[Entries excerpted from a collection]
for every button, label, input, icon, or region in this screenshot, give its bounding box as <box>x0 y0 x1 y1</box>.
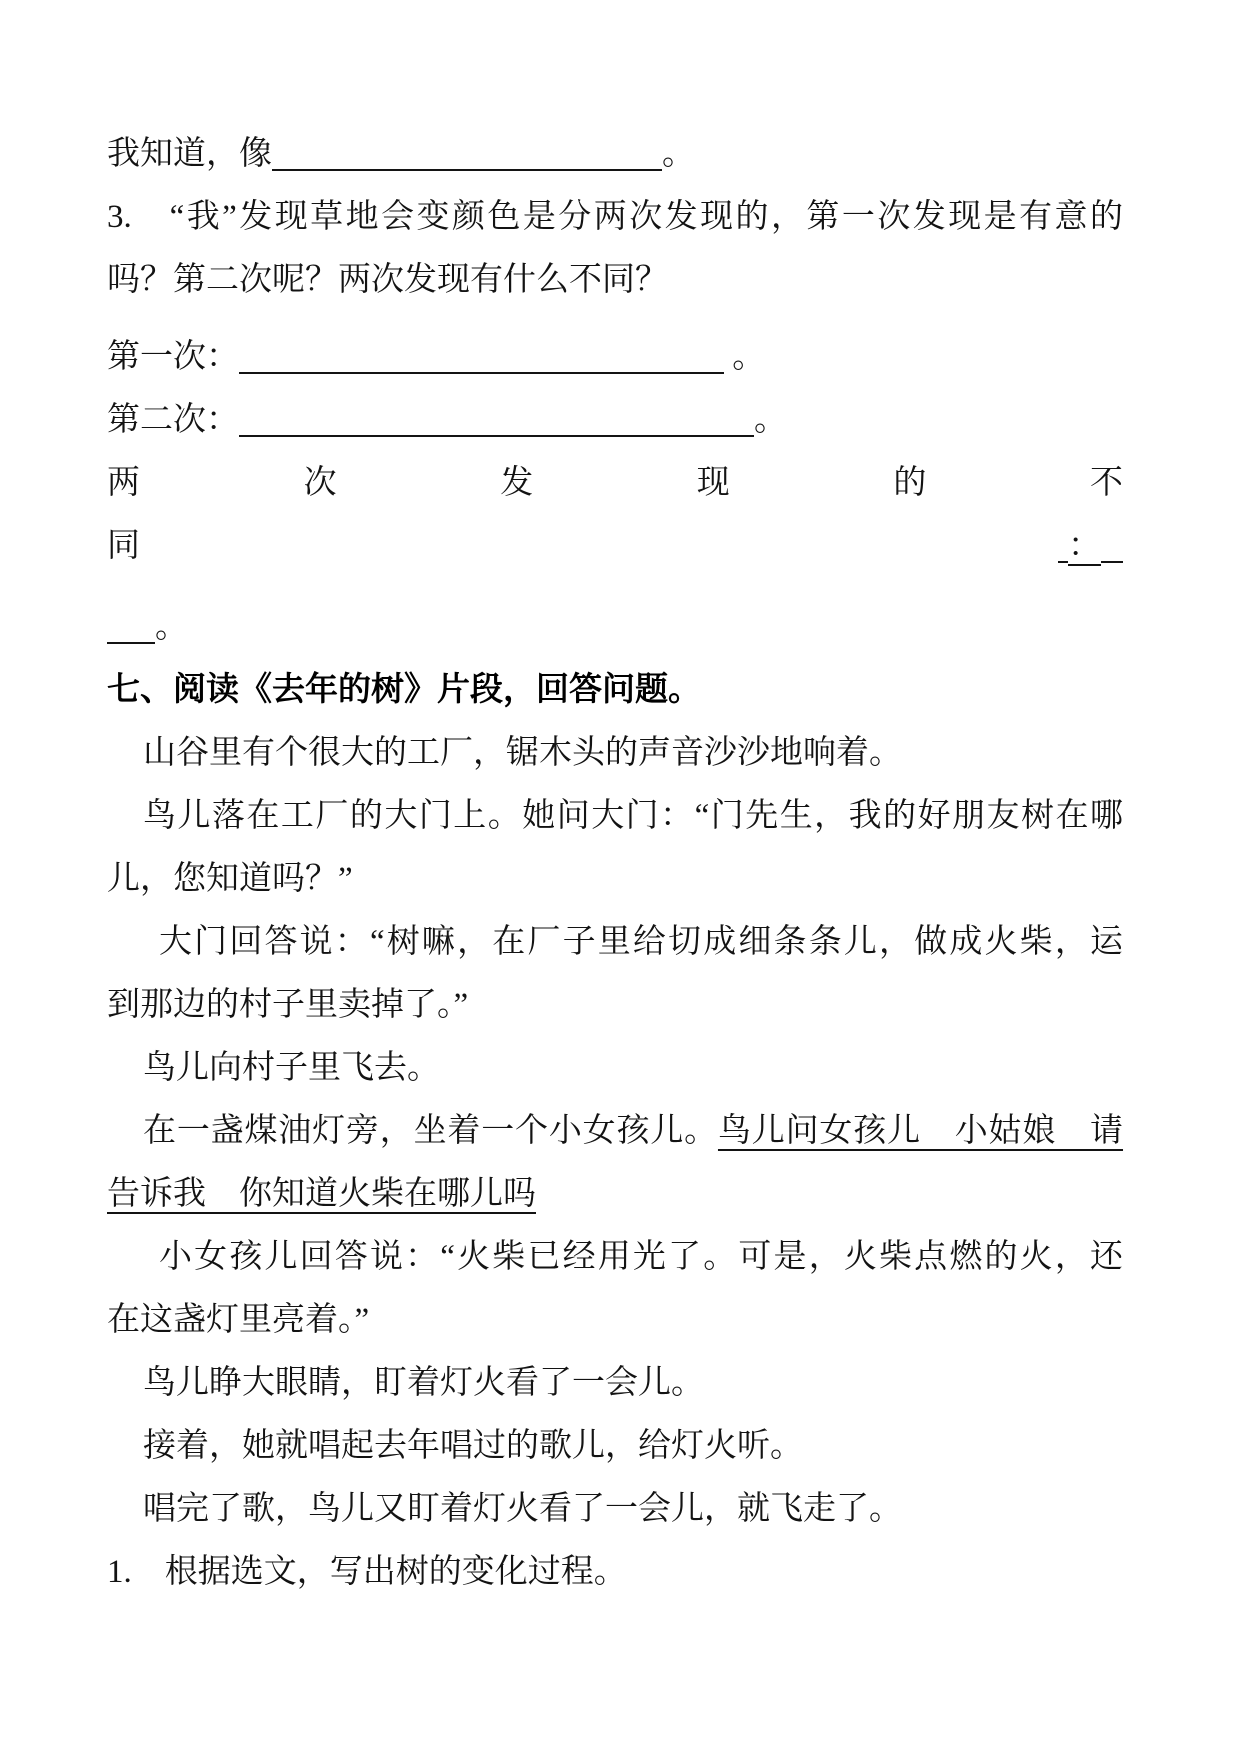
answer-blank[interactable] <box>239 435 754 437</box>
text-segment: 。 <box>662 136 695 172</box>
underlined-text-segment: ： <box>1068 528 1101 564</box>
text-segment: 我知道，像 <box>107 136 272 172</box>
section-7-heading: 七、阅读《去年的树》片段，回答问题。 <box>107 659 1123 722</box>
text-segment: 。 <box>724 339 765 375</box>
document-content: 我知道，像。3. “我”发现草地会变颜色是分两次发现的，第一次发现是有意的吗？第… <box>0 0 1241 1604</box>
answer-spread-tong: 同： <box>107 515 1123 578</box>
text-segment: 在一盏煤油灯旁，坐着一个小女孩儿。 <box>143 1113 718 1149</box>
text-segment: 鸟儿向村子里飞去。 <box>143 1050 440 1086</box>
text-segment: 接着，她就唱起去年唱过的歌儿，给灯火听。 <box>143 1428 803 1464</box>
answer-blank[interactable] <box>107 642 155 644</box>
text-segment: 吗？第二次呢？两次发现有什么不同？ <box>107 262 668 298</box>
passage-para-5a: 在一盏煤油灯旁，坐着一个小女孩儿。鸟儿问女孩儿 小姑娘 请 <box>107 1100 1123 1163</box>
underlined-text-segment: 鸟儿问女孩儿 小姑娘 请 <box>718 1113 1123 1149</box>
answer-spread-liangci: 两次发现的不 <box>107 452 1123 515</box>
text-segment: 小女孩儿回答说：“火柴已经用光了。可是，火柴点燃的火，还 <box>159 1239 1123 1275</box>
text-segment: 七、阅读《去年的树》片段，回答问题。 <box>107 672 701 708</box>
text-segment: 山谷里有个很大的工厂，锯木头的声音沙沙地响着。 <box>143 735 902 771</box>
text-segment: 3. “我”发现草地会变颜色是分两次发现的，第一次发现是有意的 <box>107 199 1123 235</box>
text-segment: 1. 根据选文，写出树的变化过程。 <box>107 1554 627 1590</box>
text-segment: 在这盏灯里亮着。” <box>107 1302 369 1338</box>
passage-para-8: 接着，她就唱起去年唱过的歌儿，给灯火听。 <box>107 1415 1123 1478</box>
question-3-text-a: 3. “我”发现草地会变颜色是分两次发现的，第一次发现是有意的 <box>107 186 1123 249</box>
text-segment: 第二次： <box>107 402 239 438</box>
passage-para-6b: 在这盏灯里亮着。” <box>107 1289 1123 1352</box>
spread-char: 次 <box>304 452 337 515</box>
answer-blank[interactable] <box>1058 561 1068 563</box>
spread-char: 现 <box>697 452 730 515</box>
spread-char: 的 <box>893 452 926 515</box>
passage-para-3a: 大门回答说：“树嘛，在厂子里给切成细条条儿，做成火柴，运 <box>107 911 1123 974</box>
text-segment: 鸟儿落在工厂的大门上。她问大门：“门先生，我的好朋友树在哪 <box>143 798 1123 834</box>
text-segment: 。 <box>155 609 188 645</box>
text-segment: 第一次： <box>107 339 239 375</box>
spread-char: 发 <box>500 452 533 515</box>
passage-para-2b: 儿，您知道吗？” <box>107 848 1123 911</box>
split-right: ： <box>1058 515 1123 578</box>
passage-para-4: 鸟儿向村子里飞去。 <box>107 1037 1123 1100</box>
text-segment: 到那边的村子里卖掉了。” <box>107 987 468 1023</box>
question-1-text: 1. 根据选文，写出树的变化过程。 <box>107 1541 1123 1604</box>
answer-blank[interactable] <box>239 372 724 374</box>
worksheet-page: 我知道，像。3. “我”发现草地会变颜色是分两次发现的，第一次发现是有意的吗？第… <box>0 0 1241 1754</box>
passage-para-2a: 鸟儿落在工厂的大门上。她问大门：“门先生，我的好朋友树在哪 <box>107 785 1123 848</box>
text-segment: 。 <box>754 402 787 438</box>
passage-para-7: 鸟儿睁大眼睛，盯着灯火看了一会儿。 <box>107 1352 1123 1415</box>
passage-para-6a: 小女孩儿回答说：“火柴已经用光了。可是，火柴点燃的火，还 <box>107 1226 1123 1289</box>
answer-blank-second-time: 第二次：。 <box>107 389 1123 452</box>
passage-para-3b: 到那边的村子里卖掉了。” <box>107 974 1123 1037</box>
answer-blank-tail: 。 <box>107 596 1123 659</box>
text-segment: 儿，您知道吗？” <box>107 861 353 897</box>
passage-para-5b: 告诉我 你知道火柴在哪儿吗 <box>107 1163 1123 1226</box>
answer-blank[interactable] <box>272 169 662 171</box>
text-segment: 大门回答说：“树嘛，在厂子里给切成细条条儿，做成火柴，运 <box>159 924 1123 960</box>
fill-blank-wo-zhidao: 我知道，像。 <box>107 123 1123 186</box>
text-segment: 同 <box>107 528 140 564</box>
text-segment: 唱完了歌，鸟儿又盯着灯火看了一会儿，就飞走了。 <box>143 1491 902 1527</box>
text-segment: 鸟儿睁大眼睛，盯着灯火看了一会儿。 <box>143 1365 704 1401</box>
answer-blank[interactable] <box>1101 561 1123 563</box>
passage-para-1: 山谷里有个很大的工厂，锯木头的声音沙沙地响着。 <box>107 722 1123 785</box>
split-left: 同 <box>107 515 140 578</box>
question-3-text-b: 吗？第二次呢？两次发现有什么不同？ <box>107 249 1123 312</box>
spread-char: 不 <box>1090 452 1123 515</box>
underlined-text-segment: 告诉我 你知道火柴在哪儿吗 <box>107 1176 536 1212</box>
passage-para-9: 唱完了歌，鸟儿又盯着灯火看了一会儿，就飞走了。 <box>107 1478 1123 1541</box>
answer-blank-first-time: 第一次： 。 <box>107 326 1123 389</box>
spread-char: 两 <box>107 452 140 515</box>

→ **WHAT YOU WILL DO**
Copy out, word for word, the lines from the one containing "answer-blank[interactable] <box>239 435" up to and including the one containing "answer-spread-tong: 同： <box>107".

→ **RESULT**
answer-blank[interactable] <box>239 435 754 437</box>
text-segment: 。 <box>662 136 695 172</box>
underlined-text-segment: ： <box>1068 528 1101 564</box>
text-segment: 我知道，像 <box>107 136 272 172</box>
section-7-heading: 七、阅读《去年的树》片段，回答问题。 <box>107 659 1123 722</box>
text-segment: 。 <box>724 339 765 375</box>
document-content: 我知道，像。3. “我”发现草地会变颜色是分两次发现的，第一次发现是有意的吗？第… <box>0 0 1241 1604</box>
answer-spread-tong: 同： <box>107 515 1123 578</box>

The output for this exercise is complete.